start SUPPLIED ENTRIES

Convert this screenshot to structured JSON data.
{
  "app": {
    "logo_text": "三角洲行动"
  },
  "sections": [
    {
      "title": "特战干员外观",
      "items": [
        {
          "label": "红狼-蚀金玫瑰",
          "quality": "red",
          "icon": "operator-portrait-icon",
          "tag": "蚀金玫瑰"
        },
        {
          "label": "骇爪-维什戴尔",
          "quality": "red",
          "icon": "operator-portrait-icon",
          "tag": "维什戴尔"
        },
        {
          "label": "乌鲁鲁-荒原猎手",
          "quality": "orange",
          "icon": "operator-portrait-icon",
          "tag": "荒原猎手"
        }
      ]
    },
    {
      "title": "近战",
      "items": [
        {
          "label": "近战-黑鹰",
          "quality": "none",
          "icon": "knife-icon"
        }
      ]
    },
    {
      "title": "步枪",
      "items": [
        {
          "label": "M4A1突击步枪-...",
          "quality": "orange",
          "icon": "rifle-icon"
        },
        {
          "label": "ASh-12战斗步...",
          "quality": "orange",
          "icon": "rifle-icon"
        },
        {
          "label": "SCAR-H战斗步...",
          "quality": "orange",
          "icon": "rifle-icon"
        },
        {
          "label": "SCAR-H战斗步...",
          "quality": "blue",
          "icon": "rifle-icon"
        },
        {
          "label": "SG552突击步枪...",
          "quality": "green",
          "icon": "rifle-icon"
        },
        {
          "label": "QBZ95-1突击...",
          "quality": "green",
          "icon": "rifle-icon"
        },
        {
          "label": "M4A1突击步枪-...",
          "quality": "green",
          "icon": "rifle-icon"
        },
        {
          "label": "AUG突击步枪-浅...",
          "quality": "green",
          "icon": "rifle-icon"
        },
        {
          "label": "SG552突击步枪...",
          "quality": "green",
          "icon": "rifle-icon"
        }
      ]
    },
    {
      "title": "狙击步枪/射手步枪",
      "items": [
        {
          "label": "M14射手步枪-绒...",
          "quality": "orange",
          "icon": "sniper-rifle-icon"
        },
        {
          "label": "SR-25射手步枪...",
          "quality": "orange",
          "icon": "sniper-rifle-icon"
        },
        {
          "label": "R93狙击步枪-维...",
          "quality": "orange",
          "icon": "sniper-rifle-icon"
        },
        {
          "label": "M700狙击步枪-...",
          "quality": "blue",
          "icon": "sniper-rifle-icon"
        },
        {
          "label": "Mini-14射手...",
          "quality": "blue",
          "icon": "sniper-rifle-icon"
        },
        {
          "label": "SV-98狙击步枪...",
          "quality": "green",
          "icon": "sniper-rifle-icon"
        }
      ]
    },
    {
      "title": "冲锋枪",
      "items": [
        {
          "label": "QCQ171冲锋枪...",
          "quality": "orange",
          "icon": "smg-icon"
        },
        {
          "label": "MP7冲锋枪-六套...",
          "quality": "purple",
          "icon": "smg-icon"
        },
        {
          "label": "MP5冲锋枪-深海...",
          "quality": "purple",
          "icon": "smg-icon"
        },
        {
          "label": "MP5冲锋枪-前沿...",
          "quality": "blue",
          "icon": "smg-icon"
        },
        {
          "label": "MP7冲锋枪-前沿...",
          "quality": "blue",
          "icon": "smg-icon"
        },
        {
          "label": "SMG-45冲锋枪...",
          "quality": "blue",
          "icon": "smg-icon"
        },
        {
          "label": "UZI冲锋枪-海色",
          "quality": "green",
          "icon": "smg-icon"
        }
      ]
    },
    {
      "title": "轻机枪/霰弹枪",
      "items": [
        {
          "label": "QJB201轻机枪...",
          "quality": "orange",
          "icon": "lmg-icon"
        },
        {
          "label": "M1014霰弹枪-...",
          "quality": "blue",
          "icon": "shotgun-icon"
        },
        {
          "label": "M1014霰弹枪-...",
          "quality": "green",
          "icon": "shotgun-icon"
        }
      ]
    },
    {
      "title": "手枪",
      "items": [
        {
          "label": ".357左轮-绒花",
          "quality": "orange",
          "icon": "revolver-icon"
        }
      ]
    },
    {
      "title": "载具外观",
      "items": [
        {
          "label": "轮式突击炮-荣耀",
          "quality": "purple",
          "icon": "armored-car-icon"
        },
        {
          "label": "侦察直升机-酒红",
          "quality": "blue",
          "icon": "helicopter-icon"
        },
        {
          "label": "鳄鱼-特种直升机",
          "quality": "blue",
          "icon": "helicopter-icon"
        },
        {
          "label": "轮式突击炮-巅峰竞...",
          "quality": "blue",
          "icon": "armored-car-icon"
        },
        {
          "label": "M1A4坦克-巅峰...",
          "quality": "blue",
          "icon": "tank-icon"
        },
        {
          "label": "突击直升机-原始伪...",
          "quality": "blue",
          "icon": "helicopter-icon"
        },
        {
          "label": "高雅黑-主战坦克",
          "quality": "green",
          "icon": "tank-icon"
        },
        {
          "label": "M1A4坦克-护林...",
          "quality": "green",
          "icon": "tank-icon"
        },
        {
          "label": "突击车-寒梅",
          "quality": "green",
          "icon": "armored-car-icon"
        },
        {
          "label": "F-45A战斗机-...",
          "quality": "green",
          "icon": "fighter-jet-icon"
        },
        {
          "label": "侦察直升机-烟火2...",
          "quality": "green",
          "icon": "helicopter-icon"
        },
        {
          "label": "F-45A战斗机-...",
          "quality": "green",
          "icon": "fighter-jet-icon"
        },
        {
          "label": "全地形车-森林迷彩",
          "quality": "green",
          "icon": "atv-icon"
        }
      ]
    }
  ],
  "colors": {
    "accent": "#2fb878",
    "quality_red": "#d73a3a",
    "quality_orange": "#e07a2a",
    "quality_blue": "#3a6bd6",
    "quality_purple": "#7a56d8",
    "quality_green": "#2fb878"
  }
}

end SUPPLIED ENTRIES

■ **WHAT IS NEEDED**:
Copy all the records above precisely.

■ **RESULT OF THE TASK**:
Convert this screenshot to structured JSON data.
{
  "app": {
    "logo_text": "三角洲行动"
  },
  "sections": [
    {
      "title": "特战干员外观",
      "items": [
        {
          "label": "红狼-蚀金玫瑰",
          "quality": "red",
          "icon": "operator-portrait-icon",
          "tag": "蚀金玫瑰"
        },
        {
          "label": "骇爪-维什戴尔",
          "quality": "red",
          "icon": "operator-portrait-icon",
          "tag": "维什戴尔"
        },
        {
          "label": "乌鲁鲁-荒原猎手",
          "quality": "orange",
          "icon": "operator-portrait-icon",
          "tag": "荒原猎手"
        }
      ]
    },
    {
      "title": "近战",
      "items": [
        {
          "label": "近战-黑鹰",
          "quality": "none",
          "icon": "knife-icon"
        }
      ]
    },
    {
      "title": "步枪",
      "items": [
        {
          "label": "M4A1突击步枪-...",
          "quality": "orange",
          "icon": "rifle-icon"
        },
        {
          "label": "ASh-12战斗步...",
          "quality": "orange",
          "icon": "rifle-icon"
        },
        {
          "label": "SCAR-H战斗步...",
          "quality": "orange",
          "icon": "rifle-icon"
        },
        {
          "label": "SCAR-H战斗步...",
          "quality": "blue",
          "icon": "rifle-icon"
        },
        {
          "label": "SG552突击步枪...",
          "quality": "green",
          "icon": "rifle-icon"
        },
        {
          "label": "QBZ95-1突击...",
          "quality": "green",
          "icon": "rifle-icon"
        },
        {
          "label": "M4A1突击步枪-...",
          "quality": "green",
          "icon": "rifle-icon"
        },
        {
          "label": "AUG突击步枪-浅...",
          "quality": "green",
          "icon": "rifle-icon"
        },
        {
          "label": "SG552突击步枪...",
          "quality": "green",
          "icon": "rifle-icon"
        }
      ]
    },
    {
      "title": "狙击步枪/射手步枪",
      "items": [
        {
          "label": "M14射手步枪-绒...",
          "quality": "orange",
          "icon": "sniper-rifle-icon"
        },
        {
          "label": "SR-25射手步枪...",
          "quality": "orange",
          "icon": "sniper-rifle-icon"
        },
        {
          "label": "R93狙击步枪-维...",
          "quality": "orange",
          "icon": "sniper-rifle-icon"
        },
        {
          "label": "M700狙击步枪-...",
          "quality": "blue",
          "icon": "sniper-rifle-icon"
        },
        {
          "label": "Mini-14射手...",
          "quality": "blue",
          "icon": "sniper-rifle-icon"
        },
        {
          "label": "SV-98狙击步枪...",
          "quality": "green",
          "icon": "sniper-rifle-icon"
        }
      ]
    },
    {
      "title": "冲锋枪",
      "items": [
        {
          "label": "QCQ171冲锋枪...",
          "quality": "orange",
          "icon": "smg-icon"
        },
        {
          "label": "MP7冲锋枪-六套...",
          "quality": "purple",
          "icon": "smg-icon"
        },
        {
          "label": "MP5冲锋枪-深海...",
          "quality": "purple",
          "icon": "smg-icon"
        },
        {
          "label": "MP5冲锋枪-前沿...",
          "quality": "blue",
          "icon": "smg-icon"
        },
        {
          "label": "MP7冲锋枪-前沿...",
          "quality": "blue",
          "icon": "smg-icon"
        },
        {
          "label": "SMG-45冲锋枪...",
          "quality": "blue",
          "icon": "smg-icon"
        },
        {
          "label": "UZI冲锋枪-海色",
          "quality": "green",
          "icon": "smg-icon"
        }
      ]
    },
    {
      "title": "轻机枪/霰弹枪",
      "items": [
        {
          "label": "QJB201轻机枪...",
          "quality": "orange",
          "icon": "lmg-icon"
        },
        {
          "label": "M1014霰弹枪-...",
          "quality": "blue",
          "icon": "shotgun-icon"
        },
        {
          "label": "M1014霰弹枪-...",
          "quality": "green",
          "icon": "shotgun-icon"
        }
      ]
    },
    {
      "title": "手枪",
      "items": [
        {
          "label": ".357左轮-绒花",
          "quality": "orange",
          "icon": "revolver-icon"
        }
      ]
    },
    {
      "title": "载具外观",
      "items": [
        {
          "label": "轮式突击炮-荣耀",
          "quality": "purple",
          "icon": "armored-car-icon"
        },
        {
          "label": "侦察直升机-酒红",
          "quality": "blue",
          "icon": "helicopter-icon"
        },
        {
          "label": "鳄鱼-特种直升机",
          "quality": "blue",
          "icon": "helicopter-icon"
        },
        {
          "label": "轮式突击炮-巅峰竞...",
          "quality": "blue",
          "icon": "armored-car-icon"
        },
        {
          "label": "M1A4坦克-巅峰...",
          "quality": "blue",
          "icon": "tank-icon"
        },
        {
          "label": "突击直升机-原始伪...",
          "quality": "blue",
          "icon": "helicopter-icon"
        },
        {
          "label": "高雅黑-主战坦克",
          "quality": "green",
          "icon": "tank-icon"
        },
        {
          "label": "M1A4坦克-护林...",
          "quality": "green",
          "icon": "tank-icon"
        },
        {
          "label": "突击车-寒梅",
          "quality": "green",
          "icon": "armored-car-icon"
        },
        {
          "label": "F-45A战斗机-...",
          "quality": "green",
          "icon": "fighter-jet-icon"
        },
        {
          "label": "侦察直升机-烟火2...",
          "quality": "green",
          "icon": "helicopter-icon"
        },
        {
          "label": "F-45A战斗机-...",
          "quality": "green",
          "icon": "fighter-jet-icon"
        },
        {
          "label": "全地形车-森林迷彩",
          "quality": "green",
          "icon": "atv-icon"
        }
      ]
    }
  ],
  "colors": {
    "accent": "#2fb878",
    "quality_red": "#d73a3a",
    "quality_orange": "#e07a2a",
    "quality_blue": "#3a6bd6",
    "quality_purple": "#7a56d8",
    "quality_green": "#2fb878"
  }
}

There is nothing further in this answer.